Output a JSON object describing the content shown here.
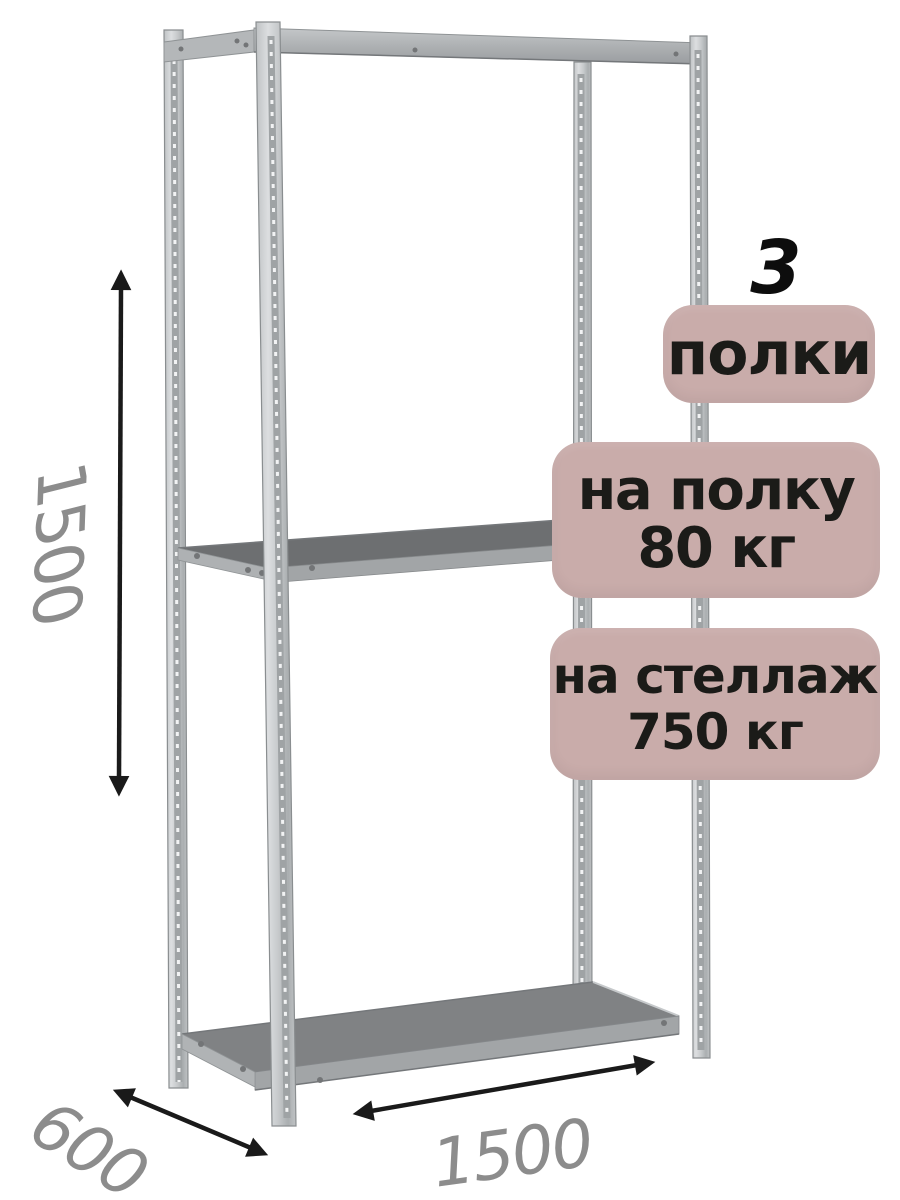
{
  "product": {
    "shelf_count": "3",
    "shelf_count_unit": "полки",
    "shelf_load_title": "на полку",
    "shelf_load_value": "80 кг",
    "rack_load_title": "на стеллаж",
    "rack_load_value": "750 кг"
  },
  "dimensions": {
    "height_mm": "1500",
    "depth_mm": "600",
    "width_mm": "1500"
  },
  "colors": {
    "background": "#ffffff",
    "badge_bg": "#c9acaa",
    "badge_text": "#1b1b18",
    "count_text": "#0d0d0d",
    "dim_text": "#8c8c8c",
    "arrow": "#1a1a1a",
    "metal_edge": "#8a8e90",
    "shelf_top_dark": "#6d6f71",
    "shelf_top_mid": "#808284",
    "shelf_front": "#a2a5a7"
  }
}
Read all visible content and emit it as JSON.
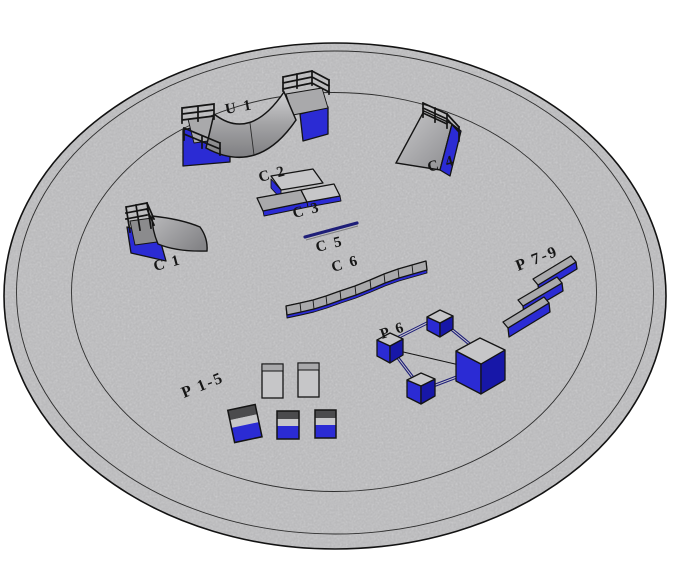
{
  "labels": {
    "u1": "U 1",
    "c1": "C 1",
    "c2": "C 2",
    "c3": "C 3",
    "c4": "C 4",
    "c5": "C 5",
    "c6": "C 6",
    "p15": "P 1-5",
    "p6": "P 6",
    "p79": "P 7-9"
  },
  "colors": {
    "ramp_blue": "#2b2bd4",
    "ramp_blue_dark": "#1717a8",
    "rail_navy": "#1e1e78",
    "surface_gray": "#a9a9ab",
    "surface_gray_light": "#c6c6c8",
    "surface_gray_dark": "#8b8b8d",
    "cube_top_gray": "#4b4b4d",
    "ground_gray": "#d4d4d6",
    "outline": "#141414",
    "background": "#ffffff"
  }
}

+ + +

Short exercise: Locate the line containing "Read all visible content and emit it as JSON." in the material above, then repeat it and every later line exactly, with no pictures.

Solution:
Read all visible content and emit it as JSON.
{
  "labels": {
    "u1": "U 1",
    "c1": "C 1",
    "c2": "C 2",
    "c3": "C 3",
    "c4": "C 4",
    "c5": "C 5",
    "c6": "C 6",
    "p15": "P 1-5",
    "p6": "P 6",
    "p79": "P 7-9"
  },
  "colors": {
    "ramp_blue": "#2b2bd4",
    "ramp_blue_dark": "#1717a8",
    "rail_navy": "#1e1e78",
    "surface_gray": "#a9a9ab",
    "surface_gray_light": "#c6c6c8",
    "surface_gray_dark": "#8b8b8d",
    "cube_top_gray": "#4b4b4d",
    "ground_gray": "#d4d4d6",
    "outline": "#141414",
    "background": "#ffffff"
  }
}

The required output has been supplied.